Written exercise: Nothing in the records may be left out or altered; reproduce them all exactly.

Record excerpts:
---
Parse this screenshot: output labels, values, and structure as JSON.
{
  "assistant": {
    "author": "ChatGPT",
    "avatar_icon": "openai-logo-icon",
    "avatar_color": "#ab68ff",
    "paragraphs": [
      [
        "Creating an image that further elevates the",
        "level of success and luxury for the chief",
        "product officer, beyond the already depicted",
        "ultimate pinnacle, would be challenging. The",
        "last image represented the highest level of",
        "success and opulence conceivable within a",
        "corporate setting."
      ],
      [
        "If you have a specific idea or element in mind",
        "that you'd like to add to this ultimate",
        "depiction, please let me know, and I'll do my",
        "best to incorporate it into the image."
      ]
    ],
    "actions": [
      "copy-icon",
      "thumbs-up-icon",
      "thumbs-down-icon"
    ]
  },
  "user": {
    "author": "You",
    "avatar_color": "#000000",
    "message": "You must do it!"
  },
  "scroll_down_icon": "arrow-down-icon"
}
---
Reply to the task:
Parse this screenshot: output labels, values, and structure as JSON.
{
  "assistant": {
    "author": "ChatGPT",
    "avatar_icon": "openai-logo-icon",
    "avatar_color": "#ab68ff",
    "paragraphs": [
      [
        "Creating an image that further elevates the",
        "level of success and luxury for the chief",
        "product officer, beyond the already depicted",
        "ultimate pinnacle, would be challenging. The",
        "last image represented the highest level of",
        "success and opulence conceivable within a",
        "corporate setting."
      ],
      [
        "If you have a specific idea or element in mind",
        "that you'd like to add to this ultimate",
        "depiction, please let me know, and I'll do my",
        "best to incorporate it into the image."
      ]
    ],
    "actions": [
      "copy-icon",
      "thumbs-up-icon",
      "thumbs-down-icon"
    ]
  },
  "user": {
    "author": "You",
    "avatar_color": "#000000",
    "message": "You must do it!"
  },
  "scroll_down_icon": "arrow-down-icon"
}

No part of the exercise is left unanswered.